YOUR OBJECTIVE> Rewrite the stretch from the start of the records through the line containing "file-browser: + Filter", changing "histogram-bar" to "histogram-column" and leaving everything else as it is.

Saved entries
◇ ◇ ◇ ◇ ◇

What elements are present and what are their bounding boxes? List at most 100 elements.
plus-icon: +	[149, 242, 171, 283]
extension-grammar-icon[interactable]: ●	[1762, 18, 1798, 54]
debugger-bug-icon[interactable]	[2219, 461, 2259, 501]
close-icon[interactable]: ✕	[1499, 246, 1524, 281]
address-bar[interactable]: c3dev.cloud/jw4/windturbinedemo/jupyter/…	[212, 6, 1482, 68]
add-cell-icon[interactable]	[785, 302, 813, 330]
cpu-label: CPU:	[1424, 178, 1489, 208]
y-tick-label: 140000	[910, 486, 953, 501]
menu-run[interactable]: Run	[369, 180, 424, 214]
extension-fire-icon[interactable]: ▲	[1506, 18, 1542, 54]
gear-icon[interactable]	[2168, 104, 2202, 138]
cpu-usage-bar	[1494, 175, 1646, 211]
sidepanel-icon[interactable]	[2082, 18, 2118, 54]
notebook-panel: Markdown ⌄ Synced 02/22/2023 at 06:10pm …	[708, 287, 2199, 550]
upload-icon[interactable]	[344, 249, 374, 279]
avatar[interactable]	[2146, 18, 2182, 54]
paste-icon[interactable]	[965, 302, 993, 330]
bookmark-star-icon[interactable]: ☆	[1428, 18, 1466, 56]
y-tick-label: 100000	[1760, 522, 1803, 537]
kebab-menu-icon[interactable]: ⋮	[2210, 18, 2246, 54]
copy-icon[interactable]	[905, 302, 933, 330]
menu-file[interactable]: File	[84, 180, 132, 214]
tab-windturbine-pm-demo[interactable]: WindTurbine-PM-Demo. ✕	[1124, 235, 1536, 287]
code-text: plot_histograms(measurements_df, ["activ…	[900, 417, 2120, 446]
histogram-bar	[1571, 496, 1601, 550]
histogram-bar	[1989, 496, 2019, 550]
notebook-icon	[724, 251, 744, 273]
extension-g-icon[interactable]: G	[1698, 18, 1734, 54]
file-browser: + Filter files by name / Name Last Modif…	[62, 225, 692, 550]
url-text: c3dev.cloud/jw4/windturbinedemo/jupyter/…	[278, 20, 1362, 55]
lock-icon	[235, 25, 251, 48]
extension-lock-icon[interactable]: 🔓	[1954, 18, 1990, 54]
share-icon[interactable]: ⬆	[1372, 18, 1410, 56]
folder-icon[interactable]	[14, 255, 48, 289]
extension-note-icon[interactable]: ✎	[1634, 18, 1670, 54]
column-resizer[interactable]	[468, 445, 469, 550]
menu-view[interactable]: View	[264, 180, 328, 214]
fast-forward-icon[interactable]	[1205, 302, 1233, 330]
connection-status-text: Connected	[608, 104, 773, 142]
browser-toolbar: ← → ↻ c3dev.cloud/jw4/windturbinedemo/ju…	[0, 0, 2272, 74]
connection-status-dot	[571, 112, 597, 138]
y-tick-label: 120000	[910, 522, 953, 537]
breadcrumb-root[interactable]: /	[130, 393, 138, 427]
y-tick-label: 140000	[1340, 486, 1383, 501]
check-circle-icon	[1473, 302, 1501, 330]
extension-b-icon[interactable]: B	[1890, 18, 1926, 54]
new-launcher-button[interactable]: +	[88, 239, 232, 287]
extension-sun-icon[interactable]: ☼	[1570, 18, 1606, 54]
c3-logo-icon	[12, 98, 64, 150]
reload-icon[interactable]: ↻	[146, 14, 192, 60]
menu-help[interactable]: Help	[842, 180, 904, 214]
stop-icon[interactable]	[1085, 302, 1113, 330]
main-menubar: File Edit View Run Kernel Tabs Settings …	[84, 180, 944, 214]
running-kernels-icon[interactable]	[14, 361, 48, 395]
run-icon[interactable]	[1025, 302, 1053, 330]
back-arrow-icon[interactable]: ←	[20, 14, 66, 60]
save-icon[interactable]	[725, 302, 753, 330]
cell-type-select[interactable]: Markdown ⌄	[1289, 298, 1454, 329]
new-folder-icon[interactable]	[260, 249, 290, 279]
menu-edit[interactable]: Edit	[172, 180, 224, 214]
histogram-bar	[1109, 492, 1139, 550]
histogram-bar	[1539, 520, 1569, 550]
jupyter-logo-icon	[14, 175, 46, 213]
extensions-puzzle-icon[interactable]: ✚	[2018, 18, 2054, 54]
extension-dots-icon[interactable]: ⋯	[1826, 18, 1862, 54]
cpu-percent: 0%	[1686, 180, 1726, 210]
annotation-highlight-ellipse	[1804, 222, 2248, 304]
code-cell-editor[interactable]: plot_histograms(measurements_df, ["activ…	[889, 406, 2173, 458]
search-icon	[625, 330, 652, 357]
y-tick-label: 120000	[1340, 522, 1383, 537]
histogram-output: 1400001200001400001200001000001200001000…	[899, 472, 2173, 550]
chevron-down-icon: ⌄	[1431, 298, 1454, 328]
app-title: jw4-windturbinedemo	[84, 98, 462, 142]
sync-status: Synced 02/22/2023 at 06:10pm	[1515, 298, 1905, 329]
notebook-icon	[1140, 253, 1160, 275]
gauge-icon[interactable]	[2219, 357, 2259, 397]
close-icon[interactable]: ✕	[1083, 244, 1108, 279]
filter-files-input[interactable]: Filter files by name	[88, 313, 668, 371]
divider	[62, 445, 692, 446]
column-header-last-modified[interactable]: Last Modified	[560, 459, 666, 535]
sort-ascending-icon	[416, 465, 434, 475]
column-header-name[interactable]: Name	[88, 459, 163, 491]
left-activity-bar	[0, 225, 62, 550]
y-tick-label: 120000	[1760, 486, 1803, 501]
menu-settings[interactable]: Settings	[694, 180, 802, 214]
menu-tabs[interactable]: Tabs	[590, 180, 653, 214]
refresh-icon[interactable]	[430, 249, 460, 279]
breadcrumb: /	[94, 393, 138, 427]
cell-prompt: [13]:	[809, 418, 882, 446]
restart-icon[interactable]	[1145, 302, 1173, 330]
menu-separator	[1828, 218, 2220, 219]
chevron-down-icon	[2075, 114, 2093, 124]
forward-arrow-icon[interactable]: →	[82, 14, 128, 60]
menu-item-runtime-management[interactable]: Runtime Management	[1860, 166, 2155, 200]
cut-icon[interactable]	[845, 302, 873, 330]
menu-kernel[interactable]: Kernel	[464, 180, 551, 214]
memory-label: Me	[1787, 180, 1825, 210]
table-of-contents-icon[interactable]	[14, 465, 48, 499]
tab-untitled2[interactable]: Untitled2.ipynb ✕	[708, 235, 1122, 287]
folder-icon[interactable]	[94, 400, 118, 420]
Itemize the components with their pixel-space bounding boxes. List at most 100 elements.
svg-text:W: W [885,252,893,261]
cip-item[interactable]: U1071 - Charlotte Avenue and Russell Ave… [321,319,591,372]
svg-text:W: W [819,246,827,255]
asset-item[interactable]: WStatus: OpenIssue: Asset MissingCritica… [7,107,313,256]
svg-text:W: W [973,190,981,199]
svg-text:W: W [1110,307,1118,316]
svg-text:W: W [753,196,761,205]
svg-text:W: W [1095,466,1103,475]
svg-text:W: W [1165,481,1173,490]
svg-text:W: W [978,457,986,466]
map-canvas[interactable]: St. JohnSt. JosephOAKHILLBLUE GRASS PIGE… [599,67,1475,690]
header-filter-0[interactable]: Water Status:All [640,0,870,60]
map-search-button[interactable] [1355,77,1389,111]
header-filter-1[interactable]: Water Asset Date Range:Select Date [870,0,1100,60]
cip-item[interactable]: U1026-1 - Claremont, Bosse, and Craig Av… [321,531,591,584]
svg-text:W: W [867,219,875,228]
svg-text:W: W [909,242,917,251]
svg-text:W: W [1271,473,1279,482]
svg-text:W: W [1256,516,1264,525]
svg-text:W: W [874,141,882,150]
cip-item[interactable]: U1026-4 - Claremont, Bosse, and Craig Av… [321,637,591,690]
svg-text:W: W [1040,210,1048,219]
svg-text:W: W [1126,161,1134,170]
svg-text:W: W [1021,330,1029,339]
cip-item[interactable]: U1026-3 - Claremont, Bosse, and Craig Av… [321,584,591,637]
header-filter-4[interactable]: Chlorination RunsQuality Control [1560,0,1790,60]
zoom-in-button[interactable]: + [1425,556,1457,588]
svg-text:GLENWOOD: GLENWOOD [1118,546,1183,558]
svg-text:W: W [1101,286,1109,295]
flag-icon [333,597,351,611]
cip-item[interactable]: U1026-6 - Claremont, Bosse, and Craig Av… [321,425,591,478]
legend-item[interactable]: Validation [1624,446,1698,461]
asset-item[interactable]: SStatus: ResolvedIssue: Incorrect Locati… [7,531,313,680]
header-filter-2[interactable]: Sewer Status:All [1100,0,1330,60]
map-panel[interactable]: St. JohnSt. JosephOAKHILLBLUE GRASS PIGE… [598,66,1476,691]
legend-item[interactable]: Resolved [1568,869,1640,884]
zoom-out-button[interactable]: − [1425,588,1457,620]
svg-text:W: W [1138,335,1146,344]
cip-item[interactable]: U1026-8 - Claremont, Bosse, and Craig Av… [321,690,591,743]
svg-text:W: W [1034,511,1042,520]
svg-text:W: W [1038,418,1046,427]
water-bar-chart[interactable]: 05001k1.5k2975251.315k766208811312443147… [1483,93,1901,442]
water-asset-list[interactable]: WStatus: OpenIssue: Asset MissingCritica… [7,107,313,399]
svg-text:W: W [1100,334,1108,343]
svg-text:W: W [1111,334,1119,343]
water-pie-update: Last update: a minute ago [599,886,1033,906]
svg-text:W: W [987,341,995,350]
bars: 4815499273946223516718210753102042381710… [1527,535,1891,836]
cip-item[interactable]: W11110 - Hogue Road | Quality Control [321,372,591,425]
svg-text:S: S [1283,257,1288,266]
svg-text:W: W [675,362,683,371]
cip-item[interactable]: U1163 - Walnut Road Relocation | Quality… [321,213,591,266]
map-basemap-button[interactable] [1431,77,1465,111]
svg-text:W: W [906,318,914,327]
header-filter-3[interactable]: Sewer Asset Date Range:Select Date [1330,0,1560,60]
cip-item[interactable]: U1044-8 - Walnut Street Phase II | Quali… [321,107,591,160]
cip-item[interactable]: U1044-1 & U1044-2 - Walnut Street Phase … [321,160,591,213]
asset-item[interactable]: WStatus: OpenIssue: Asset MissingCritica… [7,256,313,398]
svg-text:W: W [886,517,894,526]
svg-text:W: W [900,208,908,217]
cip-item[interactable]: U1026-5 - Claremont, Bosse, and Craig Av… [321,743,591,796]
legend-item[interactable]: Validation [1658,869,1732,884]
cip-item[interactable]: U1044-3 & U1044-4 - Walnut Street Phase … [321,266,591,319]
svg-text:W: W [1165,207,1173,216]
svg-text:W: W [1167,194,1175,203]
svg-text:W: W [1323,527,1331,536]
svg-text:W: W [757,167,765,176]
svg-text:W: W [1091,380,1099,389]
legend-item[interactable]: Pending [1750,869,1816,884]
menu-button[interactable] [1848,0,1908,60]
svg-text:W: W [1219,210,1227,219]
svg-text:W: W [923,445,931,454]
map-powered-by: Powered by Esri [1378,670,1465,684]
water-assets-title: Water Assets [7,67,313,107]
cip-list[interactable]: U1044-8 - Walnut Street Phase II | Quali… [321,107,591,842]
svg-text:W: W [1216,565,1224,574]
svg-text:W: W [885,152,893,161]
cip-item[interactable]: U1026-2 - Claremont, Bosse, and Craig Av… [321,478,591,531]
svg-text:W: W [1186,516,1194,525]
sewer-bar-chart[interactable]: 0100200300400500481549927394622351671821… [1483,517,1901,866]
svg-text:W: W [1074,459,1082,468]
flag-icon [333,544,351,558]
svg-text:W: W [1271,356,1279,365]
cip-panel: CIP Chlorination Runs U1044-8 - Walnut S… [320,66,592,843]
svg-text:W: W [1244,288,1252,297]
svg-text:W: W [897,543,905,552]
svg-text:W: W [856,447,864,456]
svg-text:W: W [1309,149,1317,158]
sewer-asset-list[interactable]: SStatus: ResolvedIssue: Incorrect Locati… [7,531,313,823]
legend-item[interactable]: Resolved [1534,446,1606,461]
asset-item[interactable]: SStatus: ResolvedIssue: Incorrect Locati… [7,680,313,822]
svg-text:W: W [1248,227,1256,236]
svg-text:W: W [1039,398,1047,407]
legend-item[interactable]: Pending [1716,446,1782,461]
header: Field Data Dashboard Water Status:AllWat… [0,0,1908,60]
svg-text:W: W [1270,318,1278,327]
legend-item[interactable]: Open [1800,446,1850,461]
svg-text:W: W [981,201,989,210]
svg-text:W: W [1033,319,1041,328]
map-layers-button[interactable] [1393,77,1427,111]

◇ ◇ ◇ ◇ ◇

TASK SOLUTION>
What elements are present and what are their bounding boxes? List at most 100 elements.
plus-icon: +	[149, 242, 171, 283]
extension-grammar-icon[interactable]: ●	[1762, 18, 1798, 54]
debugger-bug-icon[interactable]	[2219, 461, 2259, 501]
close-icon[interactable]: ✕	[1499, 246, 1524, 281]
address-bar[interactable]: c3dev.cloud/jw4/windturbinedemo/jupyter/…	[212, 6, 1482, 68]
add-cell-icon[interactable]	[785, 302, 813, 330]
cpu-label: CPU:	[1424, 178, 1489, 208]
y-tick-label: 140000	[910, 486, 953, 501]
menu-run[interactable]: Run	[369, 180, 424, 214]
extension-fire-icon[interactable]: ▲	[1506, 18, 1542, 54]
gear-icon[interactable]	[2168, 104, 2202, 138]
cpu-usage-bar	[1494, 175, 1646, 211]
sidepanel-icon[interactable]	[2082, 18, 2118, 54]
notebook-panel: Markdown ⌄ Synced 02/22/2023 at 06:10pm …	[708, 287, 2199, 550]
upload-icon[interactable]	[344, 249, 374, 279]
avatar[interactable]	[2146, 18, 2182, 54]
paste-icon[interactable]	[965, 302, 993, 330]
bookmark-star-icon[interactable]: ☆	[1428, 18, 1466, 56]
y-tick-label: 100000	[1760, 522, 1803, 537]
kebab-menu-icon[interactable]: ⋮	[2210, 18, 2246, 54]
copy-icon[interactable]	[905, 302, 933, 330]
menu-file[interactable]: File	[84, 180, 132, 214]
tab-windturbine-pm-demo[interactable]: WindTurbine-PM-Demo. ✕	[1124, 235, 1536, 287]
code-text: plot_histograms(measurements_df, ["activ…	[900, 417, 2120, 446]
histogram-column	[1571, 496, 1601, 550]
histogram-column	[1989, 496, 2019, 550]
notebook-icon	[724, 251, 744, 273]
extension-g-icon[interactable]: G	[1698, 18, 1734, 54]
file-browser: + Filter files by name / Name Last Modif…	[62, 225, 692, 550]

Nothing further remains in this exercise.